Pick out every line with the word "PARTNERS" and copy it.

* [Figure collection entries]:

>> Start

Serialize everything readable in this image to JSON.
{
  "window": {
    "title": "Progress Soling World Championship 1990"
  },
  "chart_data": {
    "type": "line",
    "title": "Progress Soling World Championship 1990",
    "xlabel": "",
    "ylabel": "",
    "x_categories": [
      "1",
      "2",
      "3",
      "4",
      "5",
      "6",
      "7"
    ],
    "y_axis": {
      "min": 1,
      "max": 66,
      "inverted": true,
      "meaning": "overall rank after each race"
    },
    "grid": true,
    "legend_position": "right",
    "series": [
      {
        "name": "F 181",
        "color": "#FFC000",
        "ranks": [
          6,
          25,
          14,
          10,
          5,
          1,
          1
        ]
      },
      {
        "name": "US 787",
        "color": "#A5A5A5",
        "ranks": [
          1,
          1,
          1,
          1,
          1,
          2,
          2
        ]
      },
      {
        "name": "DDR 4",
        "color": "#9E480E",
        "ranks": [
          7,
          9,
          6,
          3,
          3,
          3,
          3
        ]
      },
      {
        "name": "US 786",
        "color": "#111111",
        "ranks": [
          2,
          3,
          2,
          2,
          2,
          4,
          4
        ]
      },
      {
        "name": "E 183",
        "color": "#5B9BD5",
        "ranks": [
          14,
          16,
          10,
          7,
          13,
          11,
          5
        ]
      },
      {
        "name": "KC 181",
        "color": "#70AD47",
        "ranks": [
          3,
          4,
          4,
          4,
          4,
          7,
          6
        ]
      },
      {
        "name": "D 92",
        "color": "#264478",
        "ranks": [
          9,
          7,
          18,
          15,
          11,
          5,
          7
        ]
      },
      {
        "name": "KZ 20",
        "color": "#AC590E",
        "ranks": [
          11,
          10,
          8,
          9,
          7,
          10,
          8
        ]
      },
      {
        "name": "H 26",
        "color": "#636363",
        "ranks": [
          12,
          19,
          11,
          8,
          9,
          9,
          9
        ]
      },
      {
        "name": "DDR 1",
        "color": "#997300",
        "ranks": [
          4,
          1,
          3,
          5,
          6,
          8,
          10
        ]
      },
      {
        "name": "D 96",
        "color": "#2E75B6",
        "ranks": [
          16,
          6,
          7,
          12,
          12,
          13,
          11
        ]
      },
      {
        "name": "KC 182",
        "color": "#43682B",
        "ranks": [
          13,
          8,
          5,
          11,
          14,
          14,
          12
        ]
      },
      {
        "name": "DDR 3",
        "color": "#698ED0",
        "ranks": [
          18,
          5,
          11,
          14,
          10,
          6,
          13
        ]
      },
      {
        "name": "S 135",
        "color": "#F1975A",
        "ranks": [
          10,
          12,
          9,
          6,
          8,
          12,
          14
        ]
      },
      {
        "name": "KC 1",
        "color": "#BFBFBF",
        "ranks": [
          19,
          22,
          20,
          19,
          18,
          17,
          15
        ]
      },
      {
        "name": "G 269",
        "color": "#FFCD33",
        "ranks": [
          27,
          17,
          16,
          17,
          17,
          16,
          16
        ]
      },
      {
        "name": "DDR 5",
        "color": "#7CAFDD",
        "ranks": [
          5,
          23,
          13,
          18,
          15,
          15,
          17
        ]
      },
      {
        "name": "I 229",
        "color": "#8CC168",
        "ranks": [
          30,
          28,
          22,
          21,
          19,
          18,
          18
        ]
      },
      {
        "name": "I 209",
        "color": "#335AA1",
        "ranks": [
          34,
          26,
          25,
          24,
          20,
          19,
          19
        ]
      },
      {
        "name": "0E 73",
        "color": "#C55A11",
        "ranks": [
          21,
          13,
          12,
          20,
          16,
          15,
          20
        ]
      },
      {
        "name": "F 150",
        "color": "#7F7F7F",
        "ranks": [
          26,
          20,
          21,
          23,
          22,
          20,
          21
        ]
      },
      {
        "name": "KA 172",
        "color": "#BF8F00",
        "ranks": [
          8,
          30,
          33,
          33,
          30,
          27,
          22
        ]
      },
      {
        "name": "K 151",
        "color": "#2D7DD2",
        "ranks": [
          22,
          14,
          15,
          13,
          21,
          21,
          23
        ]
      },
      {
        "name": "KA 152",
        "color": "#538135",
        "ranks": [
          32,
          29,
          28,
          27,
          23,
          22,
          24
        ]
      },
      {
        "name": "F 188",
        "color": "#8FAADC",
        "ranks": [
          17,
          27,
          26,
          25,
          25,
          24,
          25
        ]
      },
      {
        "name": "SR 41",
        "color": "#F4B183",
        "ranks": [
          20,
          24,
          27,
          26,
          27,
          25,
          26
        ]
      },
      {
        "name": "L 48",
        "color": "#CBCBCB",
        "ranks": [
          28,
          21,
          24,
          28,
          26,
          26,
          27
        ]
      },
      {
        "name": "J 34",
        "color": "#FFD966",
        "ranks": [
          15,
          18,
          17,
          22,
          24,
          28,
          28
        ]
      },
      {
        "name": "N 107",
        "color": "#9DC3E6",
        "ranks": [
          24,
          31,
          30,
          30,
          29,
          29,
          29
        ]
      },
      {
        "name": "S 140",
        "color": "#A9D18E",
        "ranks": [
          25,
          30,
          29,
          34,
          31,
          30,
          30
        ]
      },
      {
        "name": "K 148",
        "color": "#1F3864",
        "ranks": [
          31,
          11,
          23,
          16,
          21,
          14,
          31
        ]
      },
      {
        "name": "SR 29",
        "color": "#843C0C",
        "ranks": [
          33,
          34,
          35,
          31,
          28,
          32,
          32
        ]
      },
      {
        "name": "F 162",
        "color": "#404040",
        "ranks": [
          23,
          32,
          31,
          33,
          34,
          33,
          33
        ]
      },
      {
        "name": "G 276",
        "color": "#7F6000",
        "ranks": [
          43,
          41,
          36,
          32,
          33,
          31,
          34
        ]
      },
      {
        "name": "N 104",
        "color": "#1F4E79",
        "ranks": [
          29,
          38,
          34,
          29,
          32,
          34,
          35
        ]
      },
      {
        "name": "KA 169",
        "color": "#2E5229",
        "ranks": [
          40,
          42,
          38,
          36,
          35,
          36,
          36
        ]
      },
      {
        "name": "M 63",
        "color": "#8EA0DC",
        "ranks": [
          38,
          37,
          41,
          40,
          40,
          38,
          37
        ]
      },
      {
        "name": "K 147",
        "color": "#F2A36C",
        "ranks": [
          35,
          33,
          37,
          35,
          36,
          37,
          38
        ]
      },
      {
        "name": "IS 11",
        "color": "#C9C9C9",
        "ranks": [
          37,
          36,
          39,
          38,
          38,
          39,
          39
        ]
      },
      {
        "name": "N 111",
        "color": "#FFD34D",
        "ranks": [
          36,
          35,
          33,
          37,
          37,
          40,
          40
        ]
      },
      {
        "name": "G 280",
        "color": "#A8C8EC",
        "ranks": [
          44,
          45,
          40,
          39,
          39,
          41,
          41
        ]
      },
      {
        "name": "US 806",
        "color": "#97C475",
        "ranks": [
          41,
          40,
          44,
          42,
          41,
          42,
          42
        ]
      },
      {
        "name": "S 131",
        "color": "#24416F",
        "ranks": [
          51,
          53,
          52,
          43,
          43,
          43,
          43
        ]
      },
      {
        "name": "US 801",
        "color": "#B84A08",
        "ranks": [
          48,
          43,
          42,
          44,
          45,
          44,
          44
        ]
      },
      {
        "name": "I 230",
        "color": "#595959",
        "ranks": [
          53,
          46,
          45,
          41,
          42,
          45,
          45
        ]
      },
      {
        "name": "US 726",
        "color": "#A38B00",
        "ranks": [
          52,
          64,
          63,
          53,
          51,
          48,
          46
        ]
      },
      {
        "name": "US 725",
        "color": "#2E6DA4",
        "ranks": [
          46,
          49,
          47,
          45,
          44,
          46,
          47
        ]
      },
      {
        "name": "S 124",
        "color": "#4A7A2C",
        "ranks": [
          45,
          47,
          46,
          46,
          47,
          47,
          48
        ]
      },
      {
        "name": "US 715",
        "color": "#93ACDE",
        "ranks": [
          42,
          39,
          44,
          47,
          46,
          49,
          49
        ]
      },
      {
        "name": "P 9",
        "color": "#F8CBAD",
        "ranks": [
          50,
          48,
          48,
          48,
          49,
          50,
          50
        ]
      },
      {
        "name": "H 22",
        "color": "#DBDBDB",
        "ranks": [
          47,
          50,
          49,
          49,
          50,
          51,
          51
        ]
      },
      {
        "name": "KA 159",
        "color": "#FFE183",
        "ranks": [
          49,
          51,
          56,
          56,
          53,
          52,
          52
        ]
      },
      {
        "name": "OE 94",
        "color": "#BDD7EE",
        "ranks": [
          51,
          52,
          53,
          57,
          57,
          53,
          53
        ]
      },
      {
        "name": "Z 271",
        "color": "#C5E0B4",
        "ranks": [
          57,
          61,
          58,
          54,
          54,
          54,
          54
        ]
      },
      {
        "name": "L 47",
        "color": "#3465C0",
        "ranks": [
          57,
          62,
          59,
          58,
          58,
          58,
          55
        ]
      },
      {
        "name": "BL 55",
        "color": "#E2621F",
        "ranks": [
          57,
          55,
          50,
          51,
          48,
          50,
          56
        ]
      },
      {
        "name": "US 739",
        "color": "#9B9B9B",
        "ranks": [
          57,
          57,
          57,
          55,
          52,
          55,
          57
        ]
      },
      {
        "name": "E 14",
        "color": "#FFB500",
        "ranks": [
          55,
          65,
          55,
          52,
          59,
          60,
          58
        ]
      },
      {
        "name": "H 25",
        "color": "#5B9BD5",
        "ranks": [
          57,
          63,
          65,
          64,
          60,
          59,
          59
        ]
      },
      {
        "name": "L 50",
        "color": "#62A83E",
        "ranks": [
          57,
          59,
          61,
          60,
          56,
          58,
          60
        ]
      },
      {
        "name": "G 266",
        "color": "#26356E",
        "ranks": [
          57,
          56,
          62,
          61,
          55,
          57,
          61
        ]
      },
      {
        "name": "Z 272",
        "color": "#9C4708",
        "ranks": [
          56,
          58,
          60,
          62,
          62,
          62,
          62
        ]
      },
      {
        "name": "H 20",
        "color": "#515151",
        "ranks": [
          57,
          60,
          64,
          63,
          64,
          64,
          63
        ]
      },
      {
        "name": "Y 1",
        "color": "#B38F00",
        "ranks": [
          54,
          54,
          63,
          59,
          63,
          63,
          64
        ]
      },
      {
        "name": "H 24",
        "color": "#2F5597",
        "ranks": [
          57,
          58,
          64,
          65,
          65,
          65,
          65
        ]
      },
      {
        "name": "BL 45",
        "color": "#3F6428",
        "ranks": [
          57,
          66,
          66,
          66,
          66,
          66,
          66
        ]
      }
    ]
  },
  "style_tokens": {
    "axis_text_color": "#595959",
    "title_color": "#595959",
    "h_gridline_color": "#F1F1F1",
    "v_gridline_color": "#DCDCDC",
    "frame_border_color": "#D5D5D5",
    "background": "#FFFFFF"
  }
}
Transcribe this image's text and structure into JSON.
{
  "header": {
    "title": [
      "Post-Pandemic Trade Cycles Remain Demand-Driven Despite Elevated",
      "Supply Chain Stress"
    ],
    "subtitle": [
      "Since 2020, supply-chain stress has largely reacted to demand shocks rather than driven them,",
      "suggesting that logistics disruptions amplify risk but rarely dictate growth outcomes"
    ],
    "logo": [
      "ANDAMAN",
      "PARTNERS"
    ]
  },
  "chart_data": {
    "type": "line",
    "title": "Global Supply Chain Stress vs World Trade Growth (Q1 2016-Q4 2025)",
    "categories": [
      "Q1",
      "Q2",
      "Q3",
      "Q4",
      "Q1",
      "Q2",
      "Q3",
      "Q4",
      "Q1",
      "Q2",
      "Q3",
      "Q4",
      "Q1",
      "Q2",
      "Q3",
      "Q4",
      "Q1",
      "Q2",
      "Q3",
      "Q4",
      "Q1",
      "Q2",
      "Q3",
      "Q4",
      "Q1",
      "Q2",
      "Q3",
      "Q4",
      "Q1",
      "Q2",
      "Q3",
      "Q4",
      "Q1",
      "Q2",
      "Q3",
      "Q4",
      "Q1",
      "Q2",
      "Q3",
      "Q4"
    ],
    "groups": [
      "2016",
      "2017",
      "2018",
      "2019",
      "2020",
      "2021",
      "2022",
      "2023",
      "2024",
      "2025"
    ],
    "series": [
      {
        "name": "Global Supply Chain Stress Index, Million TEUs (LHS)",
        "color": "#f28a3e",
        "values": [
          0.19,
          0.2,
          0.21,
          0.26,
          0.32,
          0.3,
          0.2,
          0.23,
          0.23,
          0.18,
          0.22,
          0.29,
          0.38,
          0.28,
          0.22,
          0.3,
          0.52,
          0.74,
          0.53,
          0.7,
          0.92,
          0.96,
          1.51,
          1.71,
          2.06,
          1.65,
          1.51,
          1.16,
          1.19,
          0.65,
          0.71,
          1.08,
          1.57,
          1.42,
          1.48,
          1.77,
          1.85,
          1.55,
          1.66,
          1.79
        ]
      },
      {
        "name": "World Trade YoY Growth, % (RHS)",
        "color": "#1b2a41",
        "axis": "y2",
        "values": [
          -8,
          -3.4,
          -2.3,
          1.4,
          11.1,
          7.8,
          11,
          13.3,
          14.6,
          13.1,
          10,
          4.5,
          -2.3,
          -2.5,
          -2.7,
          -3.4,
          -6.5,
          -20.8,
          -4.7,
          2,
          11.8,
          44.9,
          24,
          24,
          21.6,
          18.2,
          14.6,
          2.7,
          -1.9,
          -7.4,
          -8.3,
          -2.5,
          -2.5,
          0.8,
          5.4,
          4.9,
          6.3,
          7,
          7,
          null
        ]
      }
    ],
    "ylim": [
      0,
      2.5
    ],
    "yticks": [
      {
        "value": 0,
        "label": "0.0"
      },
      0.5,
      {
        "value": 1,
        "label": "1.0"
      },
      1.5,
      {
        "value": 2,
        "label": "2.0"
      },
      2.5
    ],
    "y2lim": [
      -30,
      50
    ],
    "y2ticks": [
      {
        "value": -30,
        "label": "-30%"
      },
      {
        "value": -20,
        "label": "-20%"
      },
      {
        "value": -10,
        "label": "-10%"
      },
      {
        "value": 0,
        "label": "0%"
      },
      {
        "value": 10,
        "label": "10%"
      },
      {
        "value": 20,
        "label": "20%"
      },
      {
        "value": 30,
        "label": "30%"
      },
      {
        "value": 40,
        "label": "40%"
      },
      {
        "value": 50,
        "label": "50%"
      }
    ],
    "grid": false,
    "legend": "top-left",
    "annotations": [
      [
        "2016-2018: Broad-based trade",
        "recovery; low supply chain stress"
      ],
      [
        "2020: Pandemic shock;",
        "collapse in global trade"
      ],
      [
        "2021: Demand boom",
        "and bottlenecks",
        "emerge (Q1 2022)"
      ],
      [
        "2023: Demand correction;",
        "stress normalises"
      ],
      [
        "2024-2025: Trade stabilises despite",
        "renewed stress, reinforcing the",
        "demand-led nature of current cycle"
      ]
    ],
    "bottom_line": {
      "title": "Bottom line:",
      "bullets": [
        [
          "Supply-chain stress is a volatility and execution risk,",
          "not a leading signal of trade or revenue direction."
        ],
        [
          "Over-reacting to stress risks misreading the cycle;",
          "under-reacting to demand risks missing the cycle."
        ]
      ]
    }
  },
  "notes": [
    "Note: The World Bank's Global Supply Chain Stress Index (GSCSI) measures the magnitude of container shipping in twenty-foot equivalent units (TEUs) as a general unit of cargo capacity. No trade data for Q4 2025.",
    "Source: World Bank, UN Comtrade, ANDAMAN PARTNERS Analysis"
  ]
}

>> End

* [FULL SOLUTION]:
      "PARTNERS"
    "Source: World Bank, UN Comtrade, ANDAMAN PARTNERS Analysis"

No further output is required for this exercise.